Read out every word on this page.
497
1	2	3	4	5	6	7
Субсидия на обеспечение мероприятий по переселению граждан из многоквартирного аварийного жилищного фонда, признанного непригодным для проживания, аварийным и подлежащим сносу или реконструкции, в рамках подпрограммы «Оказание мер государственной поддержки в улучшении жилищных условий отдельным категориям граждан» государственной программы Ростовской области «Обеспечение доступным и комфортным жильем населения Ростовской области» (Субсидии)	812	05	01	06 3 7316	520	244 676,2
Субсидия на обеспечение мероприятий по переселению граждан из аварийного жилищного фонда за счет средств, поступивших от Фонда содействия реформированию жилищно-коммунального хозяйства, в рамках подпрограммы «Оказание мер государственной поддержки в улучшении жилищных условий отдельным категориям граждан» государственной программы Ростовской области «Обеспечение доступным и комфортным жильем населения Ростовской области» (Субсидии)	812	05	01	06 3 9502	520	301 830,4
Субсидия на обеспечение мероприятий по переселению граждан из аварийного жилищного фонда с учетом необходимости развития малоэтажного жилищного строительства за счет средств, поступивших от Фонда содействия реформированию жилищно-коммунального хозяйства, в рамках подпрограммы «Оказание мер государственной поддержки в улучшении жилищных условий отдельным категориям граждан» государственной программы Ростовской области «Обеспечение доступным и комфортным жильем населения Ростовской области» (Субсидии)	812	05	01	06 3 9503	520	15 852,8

········

REQUIREMENTS – Collect the lines of the records that include the string "Субсидия".

EXPECTED ANSWER –
Субсидия на обеспечение мероприятий по переселению граждан из многоквартирного аварийного жилищного фонда, признанного непригодным для проживания, аварийным и подлежащим сносу или реконструкции, в рамках подпрограммы «Оказание мер государственной поддержки в улучшении жилищных условий отдельным категориям граждан» государственной программы Ростовской области «Обеспечение доступным и комфортным жильем населения Ростовской области» (Субсидии)	812	05	01	06 3 7316	520	244 676,2
Субсидия на обеспечение мероприятий по переселению граждан из аварийного жилищного фонда за счет средств, поступивших от Фонда содействия реформированию жилищно-коммунального хозяйства, в рамках подпрограммы «Оказание мер государственной поддержки в улучшении жилищных условий отдельным категориям граждан» государственной программы Ростовской области «Обеспечение доступным и комфортным жильем населения Ростовской области» (Субсидии)	812	05	01	06 3 9502	520	301 830,4
Субсидия на обеспечение мероприятий по переселению граждан из аварийного жилищного фонда с учетом необходимости развития малоэтажного жилищного строительства за счет средств, поступивших от Фонда содействия реформированию жилищно-коммунального хозяйства, в рамках подпрограммы «Оказание мер государственной поддержки в улучшении жилищных условий отдельным категориям граждан» государственной программы Ростовской области «Обеспечение доступным и комфортным жильем населения Ростовской области» (Субсидии)	812	05	01	06 3 9503	520	15 852,8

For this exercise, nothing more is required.